* **The task**:
Gather from the material every line that contains the string "dark".

* **Supplied data**:
^^^^^^^^^^^^^^^^
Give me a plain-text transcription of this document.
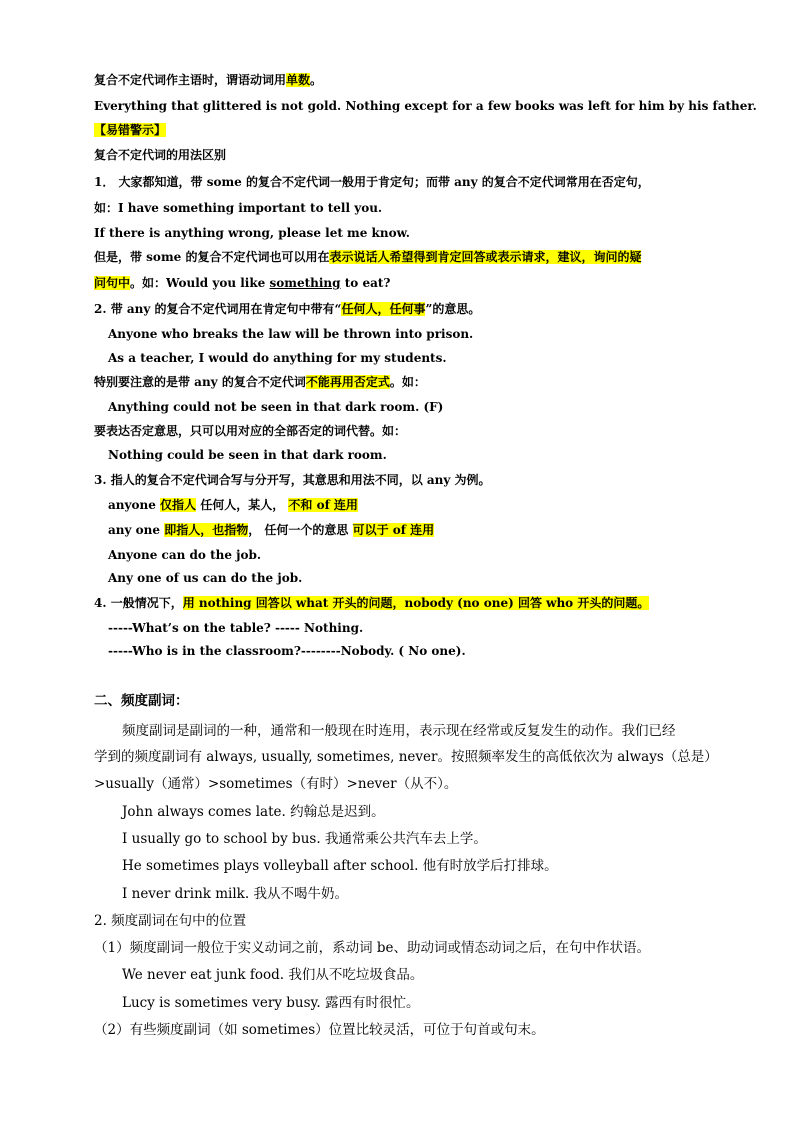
复合不定代词作主语时，谓语动词用单数。
Everything that glittered is not gold. Nothing except for a few books was left for him by his father.
【易错警示】
复合不定代词的用法区别
1． 大家都知道，带 some 的复合不定代词一般用于肯定句；而带 any 的复合不定代词常用在否定句，
如：I have something important to tell you.
If there is anything wrong, please let me know.
但是，带 some 的复合不定代词也可以用在表示说话人希望得到肯定回答或表示请求，建议，询问的疑
问句中。如：Would you like something to eat?
2. 带 any 的复合不定代词用在肯定句中带有“任何人，任何事”的意思。
Anyone who breaks the law will be thrown into prison.
As a teacher, I would do anything for my students.
特别要注意的是带 any 的复合不定代词不能再用否定式。如：
Anything could not be seen in that dark room. (F)
要表达否定意思，只可以用对应的全部否定的词代替。如：
Nothing could be seen in that dark room.
3. 指人的复合不定代词合写与分开写，其意思和用法不同，以 any 为例。
anyone 仅指人 任何人，某人， 不和 of 连用
any one 即指人，也指物， 任何一个的意思 可以于 of 连用
Anyone can do the job.
Any one of us can do the job.
4. 一般情况下，用 nothing 回答以 what 开头的问题，nobody (no one) 回答 who 开头的问题。
-----What’s on the table? ----- Nothing.
-----Who is in the classroom?--------Nobody. ( No one).
二、频度副词：
频度副词是副词的一种，通常和一般现在时连用，表示现在经常或反复发生的动作。我们已经
学到的频度副词有 always, usually, sometimes, never。按照频率发生的高低依次为 always（总是）
>usually（通常）>sometimes（有时）>never（从不）。
John always comes late. 约翰总是迟到。
I usually go to school by bus. 我通常乘公共汽车去上学。
He sometimes plays volleyball after school. 他有时放学后打排球。
I never drink milk. 我从不喝牛奶。
2. 频度副词在句中的位置
（1）频度副词一般位于实义动词之前，系动词 be、助动词或情态动词之后，在句中作状语。
We never eat junk food. 我们从不吃垃圾食品。
Lucy is sometimes very busy. 露西有时很忙。
（2）有些频度副词（如 sometimes）位置比较灵活，可位于句首或句末。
^^^^^^^^^^^^^^^^
* **Output for this task**:
Anything could not be seen in that dark room. (F)
Nothing could be seen in that dark room.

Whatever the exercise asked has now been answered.